GIVEN INFORMATION:

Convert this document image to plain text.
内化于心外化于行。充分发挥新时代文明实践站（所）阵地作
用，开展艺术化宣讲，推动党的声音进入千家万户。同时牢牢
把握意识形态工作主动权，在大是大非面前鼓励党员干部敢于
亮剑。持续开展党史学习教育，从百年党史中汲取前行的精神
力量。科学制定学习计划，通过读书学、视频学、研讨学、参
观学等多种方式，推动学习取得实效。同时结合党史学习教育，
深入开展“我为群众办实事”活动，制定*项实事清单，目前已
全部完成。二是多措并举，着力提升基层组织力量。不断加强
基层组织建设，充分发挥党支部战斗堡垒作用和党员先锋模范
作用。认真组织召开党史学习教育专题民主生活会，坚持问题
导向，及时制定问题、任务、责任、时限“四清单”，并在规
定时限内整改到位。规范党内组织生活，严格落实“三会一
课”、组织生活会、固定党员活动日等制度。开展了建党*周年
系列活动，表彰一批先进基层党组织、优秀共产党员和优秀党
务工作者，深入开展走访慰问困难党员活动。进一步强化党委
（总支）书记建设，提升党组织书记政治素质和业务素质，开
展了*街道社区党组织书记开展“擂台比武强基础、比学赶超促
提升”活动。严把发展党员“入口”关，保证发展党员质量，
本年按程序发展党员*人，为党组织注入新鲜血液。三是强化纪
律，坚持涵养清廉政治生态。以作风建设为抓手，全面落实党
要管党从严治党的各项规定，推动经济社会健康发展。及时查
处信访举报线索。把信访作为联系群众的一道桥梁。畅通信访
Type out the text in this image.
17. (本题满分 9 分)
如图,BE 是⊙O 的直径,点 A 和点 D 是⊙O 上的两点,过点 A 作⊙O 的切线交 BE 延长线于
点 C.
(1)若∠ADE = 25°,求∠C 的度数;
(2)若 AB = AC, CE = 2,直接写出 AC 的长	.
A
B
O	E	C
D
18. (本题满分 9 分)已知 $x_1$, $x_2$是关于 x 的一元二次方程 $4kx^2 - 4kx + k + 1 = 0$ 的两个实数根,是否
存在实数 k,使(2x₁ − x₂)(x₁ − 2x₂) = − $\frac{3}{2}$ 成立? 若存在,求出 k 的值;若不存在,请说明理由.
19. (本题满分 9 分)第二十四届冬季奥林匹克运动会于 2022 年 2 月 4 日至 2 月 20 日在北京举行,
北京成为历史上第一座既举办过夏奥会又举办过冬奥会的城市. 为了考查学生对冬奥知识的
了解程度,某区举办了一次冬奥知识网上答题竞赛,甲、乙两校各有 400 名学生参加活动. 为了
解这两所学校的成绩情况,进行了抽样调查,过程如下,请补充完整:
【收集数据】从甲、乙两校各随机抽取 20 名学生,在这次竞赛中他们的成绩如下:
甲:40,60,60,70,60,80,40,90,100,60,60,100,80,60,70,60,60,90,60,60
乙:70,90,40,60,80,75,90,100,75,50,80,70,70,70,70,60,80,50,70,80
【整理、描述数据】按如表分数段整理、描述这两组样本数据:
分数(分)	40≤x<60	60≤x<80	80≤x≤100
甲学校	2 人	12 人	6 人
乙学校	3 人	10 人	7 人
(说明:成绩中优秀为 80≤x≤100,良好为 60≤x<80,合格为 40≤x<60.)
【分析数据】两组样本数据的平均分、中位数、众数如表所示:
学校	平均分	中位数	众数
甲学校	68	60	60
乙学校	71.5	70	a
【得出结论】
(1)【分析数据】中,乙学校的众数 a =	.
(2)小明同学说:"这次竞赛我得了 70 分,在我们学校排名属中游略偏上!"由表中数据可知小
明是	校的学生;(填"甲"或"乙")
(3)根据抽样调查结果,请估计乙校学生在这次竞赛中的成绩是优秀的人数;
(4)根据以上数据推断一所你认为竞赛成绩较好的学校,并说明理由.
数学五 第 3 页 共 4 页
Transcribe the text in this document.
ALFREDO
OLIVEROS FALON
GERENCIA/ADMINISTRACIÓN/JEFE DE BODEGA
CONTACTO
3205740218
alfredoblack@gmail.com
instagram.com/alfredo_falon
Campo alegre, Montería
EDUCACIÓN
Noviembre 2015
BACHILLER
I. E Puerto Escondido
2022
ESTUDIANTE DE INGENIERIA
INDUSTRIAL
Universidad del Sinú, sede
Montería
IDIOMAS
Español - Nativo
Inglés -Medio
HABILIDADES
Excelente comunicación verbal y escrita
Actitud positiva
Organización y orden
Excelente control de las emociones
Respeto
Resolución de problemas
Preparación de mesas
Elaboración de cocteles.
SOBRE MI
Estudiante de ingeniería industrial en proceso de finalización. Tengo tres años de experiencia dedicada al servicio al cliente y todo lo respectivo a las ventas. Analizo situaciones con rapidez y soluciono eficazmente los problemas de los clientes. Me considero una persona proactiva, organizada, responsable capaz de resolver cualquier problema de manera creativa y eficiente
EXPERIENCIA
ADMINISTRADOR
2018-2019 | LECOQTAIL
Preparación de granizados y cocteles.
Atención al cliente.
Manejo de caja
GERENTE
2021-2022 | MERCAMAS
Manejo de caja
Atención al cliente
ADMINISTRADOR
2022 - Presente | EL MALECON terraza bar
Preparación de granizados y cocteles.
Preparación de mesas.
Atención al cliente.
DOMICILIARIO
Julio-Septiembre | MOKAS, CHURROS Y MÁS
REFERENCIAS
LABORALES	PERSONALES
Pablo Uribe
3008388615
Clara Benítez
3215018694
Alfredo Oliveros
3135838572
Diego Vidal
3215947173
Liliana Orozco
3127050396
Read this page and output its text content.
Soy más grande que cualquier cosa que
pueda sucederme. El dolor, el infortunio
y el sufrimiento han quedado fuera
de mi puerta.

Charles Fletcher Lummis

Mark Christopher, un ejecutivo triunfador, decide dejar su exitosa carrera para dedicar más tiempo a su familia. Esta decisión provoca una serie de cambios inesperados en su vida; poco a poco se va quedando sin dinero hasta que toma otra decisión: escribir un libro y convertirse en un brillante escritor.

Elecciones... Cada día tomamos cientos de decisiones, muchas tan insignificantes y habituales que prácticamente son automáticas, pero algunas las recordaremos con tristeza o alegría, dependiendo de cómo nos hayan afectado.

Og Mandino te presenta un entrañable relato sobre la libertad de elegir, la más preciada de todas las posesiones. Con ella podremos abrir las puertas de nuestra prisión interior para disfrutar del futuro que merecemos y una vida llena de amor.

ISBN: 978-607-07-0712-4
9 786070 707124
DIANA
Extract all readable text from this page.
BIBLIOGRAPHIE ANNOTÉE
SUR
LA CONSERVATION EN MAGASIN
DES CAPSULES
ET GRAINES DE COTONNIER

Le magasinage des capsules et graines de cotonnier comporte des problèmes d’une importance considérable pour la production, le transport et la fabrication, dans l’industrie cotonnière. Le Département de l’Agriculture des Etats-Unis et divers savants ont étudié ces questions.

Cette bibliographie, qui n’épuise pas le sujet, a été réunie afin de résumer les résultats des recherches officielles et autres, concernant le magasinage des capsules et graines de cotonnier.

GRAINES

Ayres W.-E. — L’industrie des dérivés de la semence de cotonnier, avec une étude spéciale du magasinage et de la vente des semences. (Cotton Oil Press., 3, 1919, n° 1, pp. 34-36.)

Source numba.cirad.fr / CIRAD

EXERCISE PROMPT: Can you give every line above again, exactly as written?

FINAL RESULT:
Convert this document image to plain text.
内化于心外化于行。充分发挥新时代文明实践站（所）阵地作
用，开展艺术化宣讲，推动党的声音进入千家万户。同时牢牢
把握意识形态工作主动权，在大是大非面前鼓励党员干部敢于
亮剑。持续开展党史学习教育，从百年党史中汲取前行的精神
力量。科学制定学习计划，通过读书学、视频学、研讨学、参
观学等多种方式，推动学习取得实效。同时结合党史学习教育，
深入开展“我为群众办实事”活动，制定*项实事清单，目前已
全部完成。二是多措并举，着力提升基层组织力量。不断加强
基层组织建设，充分发挥党支部战斗堡垒作用和党员先锋模范
作用。认真组织召开党史学习教育专题民主生活会，坚持问题
导向，及时制定问题、任务、责任、时限“四清单”，并在规
定时限内整改到位。规范党内组织生活，严格落实“三会一
课”、组织生活会、固定党员活动日等制度。开展了建党*周年
系列活动，表彰一批先进基层党组织、优秀共产党员和优秀党
务工作者，深入开展走访慰问困难党员活动。进一步强化党委
（总支）书记建设，提升党组织书记政治素质和业务素质，开
展了*街道社区党组织书记开展“擂台比武强基础、比学赶超促
提升”活动。严把发展党员“入口”关，保证发展党员质量，
本年按程序发展党员*人，为党组织注入新鲜血液。三是强化纪
律，坚持涵养清廉政治生态。以作风建设为抓手，全面落实党
要管党从严治党的各项规定，推动经济社会健康发展。及时查
处信访举报线索。把信访作为联系群众的一道桥梁。畅通信访
Type out the text in this image.
17. (本题满分 9 分)
如图,BE 是⊙O 的直径,点 A 和点 D 是⊙O 上的两点,过点 A 作⊙O 的切线交 BE 延长线于
点 C.
(1)若∠ADE = 25°,求∠C 的度数;
(2)若 AB = AC, CE = 2,直接写出 AC 的长	.
A
B
O	E	C
D
18. (本题满分 9 分)已知 $x_1$, $x_2$是关于 x 的一元二次方程 $4kx^2 - 4kx + k + 1 = 0$ 的两个实数根,是否
存在实数 k,使(2x₁ − x₂)(x₁ − 2x₂) = − $\frac{3}{2}$ 成立? 若存在,求出 k 的值;若不存在,请说明理由.
19. (本题满分 9 分)第二十四届冬季奥林匹克运动会于 2022 年 2 月 4 日至 2 月 20 日在北京举行,
北京成为历史上第一座既举办过夏奥会又举办过冬奥会的城市. 为了考查学生对冬奥知识的
了解程度,某区举办了一次冬奥知识网上答题竞赛,甲、乙两校各有 400 名学生参加活动. 为了
解这两所学校的成绩情况,进行了抽样调查,过程如下,请补充完整:
【收集数据】从甲、乙两校各随机抽取 20 名学生,在这次竞赛中他们的成绩如下:
甲:40,60,60,70,60,80,40,90,100,60,60,100,80,60,70,60,60,90,60,60
乙:70,90,40,60,80,75,90,100,75,50,80,70,70,70,70,60,80,50,70,80
【整理、描述数据】按如表分数段整理、描述这两组样本数据:
分数(分)	40≤x<60	60≤x<80	80≤x≤100
甲学校	2 人	12 人	6 人
乙学校	3 人	10 人	7 人
(说明:成绩中优秀为 80≤x≤100,良好为 60≤x<80,合格为 40≤x<60.)
【分析数据】两组样本数据的平均分、中位数、众数如表所示:
学校	平均分	中位数	众数
甲学校	68	60	60
乙学校	71.5	70	a
【得出结论】
(1)【分析数据】中,乙学校的众数 a =	.
(2)小明同学说:"这次竞赛我得了 70 分,在我们学校排名属中游略偏上!"由表中数据可知小
明是	校的学生;(填"甲"或"乙")
(3)根据抽样调查结果,请估计乙校学生在这次竞赛中的成绩是优秀的人数;
(4)根据以上数据推断一所你认为竞赛成绩较好的学校,并说明理由.
数学五 第 3 页 共 4 页
Transcribe the text in this document.
ALFREDO
OLIVEROS FALON
GERENCIA/ADMINISTRACIÓN/JEFE DE BODEGA
CONTACTO
3205740218
alfredoblack@gmail.com
instagram.com/alfredo_falon
Campo alegre, Montería
EDUCACIÓN
Noviembre 2015
BACHILLER
I. E Puerto Escondido
2022
ESTUDIANTE DE INGENIERIA
INDUSTRIAL
Universidad del Sinú, sede
Montería
IDIOMAS
Español - Nativo
Inglés -Medio
HABILIDADES
Excelente comunicación verbal y escrita
Actitud positiva
Organización y orden
Excelente control de las emociones
Respeto
Resolución de problemas
Preparación de mesas
Elaboración de cocteles.
SOBRE MI
Estudiante de ingeniería industrial en proceso de finalización. Tengo tres años de experiencia dedicada al servicio al cliente y todo lo respectivo a las ventas. Analizo situaciones con rapidez y soluciono eficazmente los problemas de los clientes. Me considero una persona proactiva, organizada, responsable capaz de resolver cualquier problema de manera creativa y eficiente
EXPERIENCIA
ADMINISTRADOR
2018-2019 | LECOQTAIL
Preparación de granizados y cocteles.
Atención al cliente.
Manejo de caja
GERENTE
2021-2022 | MERCAMAS
Manejo de caja
Atención al cliente
ADMINISTRADOR
2022 - Presente | EL MALECON terraza bar
Preparación de granizados y cocteles.
Preparación de mesas.
Atención al cliente.
DOMICILIARIO
Julio-Septiembre | MOKAS, CHURROS Y MÁS
REFERENCIAS
LABORALES	PERSONALES
Pablo Uribe
3008388615
Clara Benítez
3215018694
Alfredo Oliveros
3135838572
Diego Vidal
3215947173
Liliana Orozco
3127050396
Read this page and output its text content.
Soy más grande que cualquier cosa que
pueda sucederme. El dolor, el infortunio
y el sufrimiento han quedado fuera
de mi puerta.

Charles Fletcher Lummis

Mark Christopher, un ejecutivo triunfador, decide dejar su exitosa carrera para dedicar más tiempo a su familia. Esta decisión provoca una serie de cambios inesperados en su vida; poco a poco se va quedando sin dinero hasta que toma otra decisión: escribir un libro y convertirse en un brillante escritor.

Elecciones... Cada día tomamos cientos de decisiones, muchas tan insignificantes y habituales que prácticamente son automáticas, pero algunas las recordaremos con tristeza o alegría, dependiendo de cómo nos hayan afectado.

Og Mandino te presenta un entrañable relato sobre la libertad de elegir, la más preciada de todas las posesiones. Con ella podremos abrir las puertas de nuestra prisión interior para disfrutar del futuro que merecemos y una vida llena de amor.

ISBN: 978-607-07-0712-4
9 786070 707124
DIANA
Extract all readable text from this page.
BIBLIOGRAPHIE ANNOTÉE
SUR
LA CONSERVATION EN MAGASIN
DES CAPSULES
ET GRAINES DE COTONNIER

Le magasinage des capsules et graines de cotonnier comporte des problèmes d’une importance considérable pour la production, le transport et la fabrication, dans l’industrie cotonnière. Le Département de l’Agriculture des Etats-Unis et divers savants ont étudié ces questions.

Cette bibliographie, qui n’épuise pas le sujet, a été réunie afin de résumer les résultats des recherches officielles et autres, concernant le magasinage des capsules et graines de cotonnier.

GRAINES

Ayres W.-E. — L’industrie des dérivés de la semence de cotonnier, avec une étude spéciale du magasinage et de la vente des semences. (Cotton Oil Press., 3, 1919, n° 1, pp. 34-36.)

Source numba.cirad.fr / CIRAD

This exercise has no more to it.